_DATA SUPPLIED_.
^^^^^^^^^^^^^^^^

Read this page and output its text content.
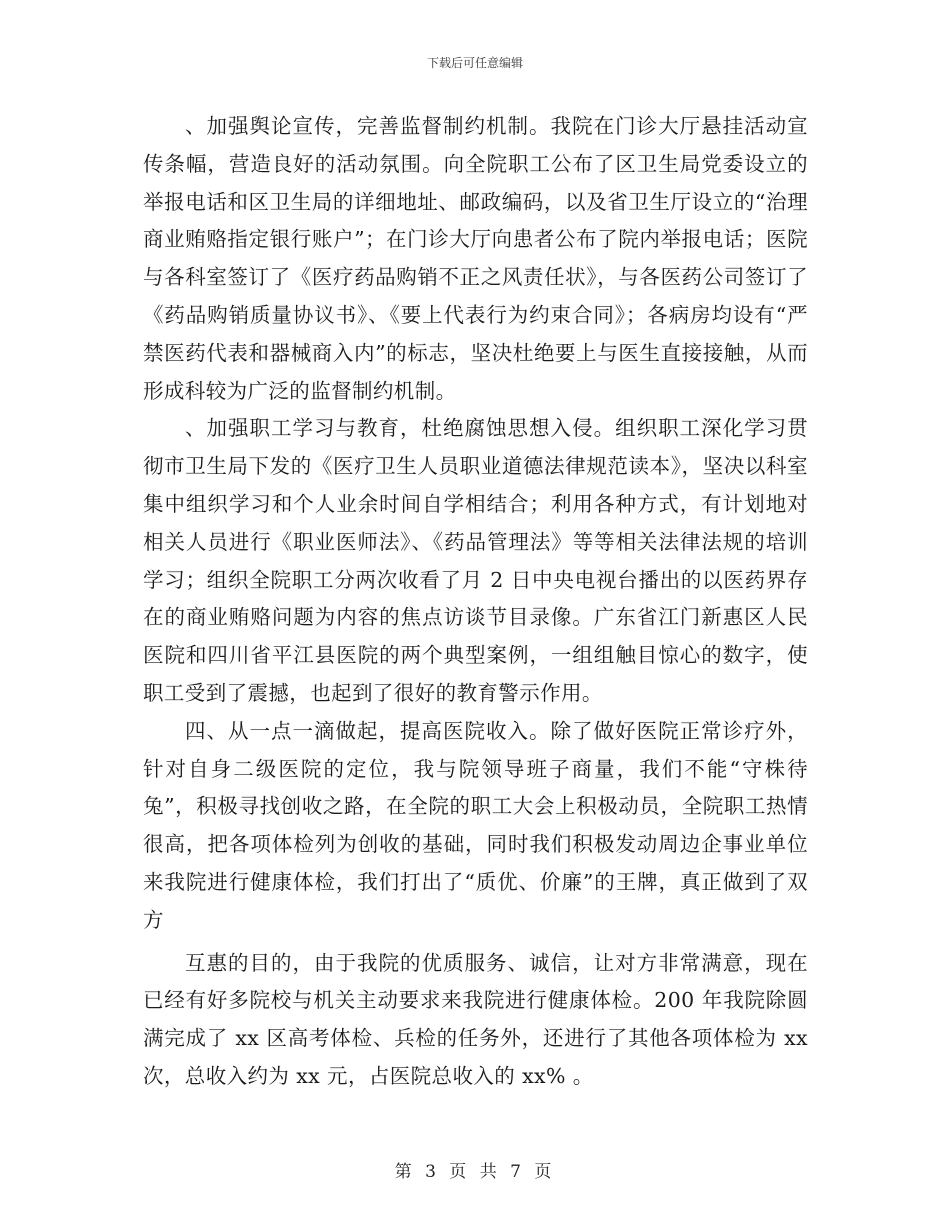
下载后可任意编辑

、加强舆论宣传，完善监督制约机制。我院在门诊大厅悬挂活动宣传条幅，营造良好的活动氛围。向全院职工公布了区卫生局党委设立的举报电话和区卫生局的详细地址、邮政编码，以及省卫生厅设立的“治理商业贿赂指定银行账户”；在门诊大厅向患者公布了院内举报电话；医院与各科室签订了《医疗药品购销不正之风责任状》，与各医药公司签订了《药品购销质量协议书》、《要上代表行为约束合同》；各病房均设有“严禁医药代表和器械商入内”的标志，坚决杜绝要上与医生直接接触，从而形成科较为广泛的监督制约机制。

、加强职工学习与教育，杜绝腐蚀思想入侵。组织职工深化学习贯彻市卫生局下发的《医疗卫生人员职业道德法律规范读本》，坚决以科室集中组织学习和个人业余时间自学相结合；利用各种方式，有计划地对相关人员进行《职业医师法》、《药品管理法》等等相关法律法规的培训学习；组织全院职工分两次收看了月 2 日中央电视台播出的以医药界存在的商业贿赂问题为内容的焦点访谈节目录像。广东省江门新惠区人民医院和四川省平江县医院的两个典型案例，一组组触目惊心的数字，使职工受到了震撼，也起到了很好的教育警示作用。

四、从一点一滴做起，提高医院收入。除了做好医院正常诊疗外，针对自身二级医院的定位，我与院领导班子商量，我们不能“守株待兔”，积极寻找创收之路，在全院的职工大会上积极动员，全院职工热情很高，把各项体检列为创收的基础，同时我们积极发动周边企事业单位来我院进行健康体检，我们打出了“质优、价廉”的王牌，真正做到了双方

互惠的目的，由于我院的优质服务、诚信，让对方非常满意，现在已经有好多院校与机关主动要求来我院进行健康体检。200 年我院除圆满完成了 xx 区高考体检、兵检的任务外，还进行了其他各项体检为 xx 次，总收入约为 xx 元，占医院总收入的 xx% 。

第 3 页 共 7 页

^^^^^^^^^^^^^^^^

Transcribe all the lines above exactly, apart from the pictures.

Read this page and output its text content.
下载后可任意编辑

、加强舆论宣传，完善监督制约机制。我院在门诊大厅悬挂活动宣传条幅，营造良好的活动氛围。向全院职工公布了区卫生局党委设立的举报电话和区卫生局的详细地址、邮政编码，以及省卫生厅设立的“治理商业贿赂指定银行账户”；在门诊大厅向患者公布了院内举报电话；医院与各科室签订了《医疗药品购销不正之风责任状》，与各医药公司签订了《药品购销质量协议书》、《要上代表行为约束合同》；各病房均设有“严禁医药代表和器械商入内”的标志，坚决杜绝要上与医生直接接触，从而形成科较为广泛的监督制约机制。

、加强职工学习与教育，杜绝腐蚀思想入侵。组织职工深化学习贯彻市卫生局下发的《医疗卫生人员职业道德法律规范读本》，坚决以科室集中组织学习和个人业余时间自学相结合；利用各种方式，有计划地对相关人员进行《职业医师法》、《药品管理法》等等相关法律法规的培训学习；组织全院职工分两次收看了月 2 日中央电视台播出的以医药界存在的商业贿赂问题为内容的焦点访谈节目录像。广东省江门新惠区人民医院和四川省平江县医院的两个典型案例，一组组触目惊心的数字，使职工受到了震撼，也起到了很好的教育警示作用。

四、从一点一滴做起，提高医院收入。除了做好医院正常诊疗外，针对自身二级医院的定位，我与院领导班子商量，我们不能“守株待兔”，积极寻找创收之路，在全院的职工大会上积极动员，全院职工热情很高，把各项体检列为创收的基础，同时我们积极发动周边企事业单位来我院进行健康体检，我们打出了“质优、价廉”的王牌，真正做到了双方

互惠的目的，由于我院的优质服务、诚信，让对方非常满意，现在已经有好多院校与机关主动要求来我院进行健康体检。200 年我院除圆满完成了 xx 区高考体检、兵检的任务外，还进行了其他各项体检为 xx 次，总收入约为 xx 元，占医院总收入的 xx% 。

第 3 页 共 7 页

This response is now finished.